:: GIVEN TASK ::
Copy all the material below, exactly as it stands.

:: DATASET RECORDS ::
::::

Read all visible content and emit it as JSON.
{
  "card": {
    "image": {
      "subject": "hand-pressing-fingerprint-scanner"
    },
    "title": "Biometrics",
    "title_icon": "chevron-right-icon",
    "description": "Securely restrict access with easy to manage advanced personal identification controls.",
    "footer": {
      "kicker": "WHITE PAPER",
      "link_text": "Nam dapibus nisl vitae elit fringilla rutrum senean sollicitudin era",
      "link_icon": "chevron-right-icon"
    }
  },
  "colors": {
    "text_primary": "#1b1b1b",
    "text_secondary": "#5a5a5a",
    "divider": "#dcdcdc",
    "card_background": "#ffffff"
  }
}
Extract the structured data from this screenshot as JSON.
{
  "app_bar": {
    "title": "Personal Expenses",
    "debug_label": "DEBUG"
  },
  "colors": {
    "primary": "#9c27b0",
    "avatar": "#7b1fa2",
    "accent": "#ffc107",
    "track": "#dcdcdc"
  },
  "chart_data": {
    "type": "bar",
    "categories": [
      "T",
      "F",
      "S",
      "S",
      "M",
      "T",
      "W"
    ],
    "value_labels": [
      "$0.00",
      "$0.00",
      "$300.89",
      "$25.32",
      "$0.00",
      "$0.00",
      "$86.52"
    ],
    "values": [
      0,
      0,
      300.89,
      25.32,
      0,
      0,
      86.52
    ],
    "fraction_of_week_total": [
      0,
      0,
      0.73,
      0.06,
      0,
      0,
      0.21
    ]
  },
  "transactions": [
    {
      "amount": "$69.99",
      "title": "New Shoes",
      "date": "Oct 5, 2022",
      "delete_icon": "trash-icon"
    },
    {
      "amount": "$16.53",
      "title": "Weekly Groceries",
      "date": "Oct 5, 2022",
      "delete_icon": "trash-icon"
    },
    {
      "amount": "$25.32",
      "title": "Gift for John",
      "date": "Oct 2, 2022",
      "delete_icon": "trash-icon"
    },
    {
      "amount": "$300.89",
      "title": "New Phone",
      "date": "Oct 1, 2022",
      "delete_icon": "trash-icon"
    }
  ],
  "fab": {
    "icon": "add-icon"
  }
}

::::

:: TASK RESULT ::
Read all visible content and emit it as JSON.
{
  "card": {
    "image": {
      "subject": "hand-pressing-fingerprint-scanner"
    },
    "title": "Biometrics",
    "title_icon": "chevron-right-icon",
    "description": "Securely restrict access with easy to manage advanced personal identification controls.",
    "footer": {
      "kicker": "WHITE PAPER",
      "link_text": "Nam dapibus nisl vitae elit fringilla rutrum senean sollicitudin era",
      "link_icon": "chevron-right-icon"
    }
  },
  "colors": {
    "text_primary": "#1b1b1b",
    "text_secondary": "#5a5a5a",
    "divider": "#dcdcdc",
    "card_background": "#ffffff"
  }
}
Extract the structured data from this screenshot as JSON.
{
  "app_bar": {
    "title": "Personal Expenses",
    "debug_label": "DEBUG"
  },
  "colors": {
    "primary": "#9c27b0",
    "avatar": "#7b1fa2",
    "accent": "#ffc107",
    "track": "#dcdcdc"
  },
  "chart_data": {
    "type": "bar",
    "categories": [
      "T",
      "F",
      "S",
      "S",
      "M",
      "T",
      "W"
    ],
    "value_labels": [
      "$0.00",
      "$0.00",
      "$300.89",
      "$25.32",
      "$0.00",
      "$0.00",
      "$86.52"
    ],
    "values": [
      0,
      0,
      300.89,
      25.32,
      0,
      0,
      86.52
    ],
    "fraction_of_week_total": [
      0,
      0,
      0.73,
      0.06,
      0,
      0,
      0.21
    ]
  },
  "transactions": [
    {
      "amount": "$69.99",
      "title": "New Shoes",
      "date": "Oct 5, 2022",
      "delete_icon": "trash-icon"
    },
    {
      "amount": "$16.53",
      "title": "Weekly Groceries",
      "date": "Oct 5, 2022",
      "delete_icon": "trash-icon"
    },
    {
      "amount": "$25.32",
      "title": "Gift for John",
      "date": "Oct 2, 2022",
      "delete_icon": "trash-icon"
    },
    {
      "amount": "$300.89",
      "title": "New Phone",
      "date": "Oct 1, 2022",
      "delete_icon": "trash-icon"
    }
  ],
  "fab": {
    "icon": "add-icon"
  }
}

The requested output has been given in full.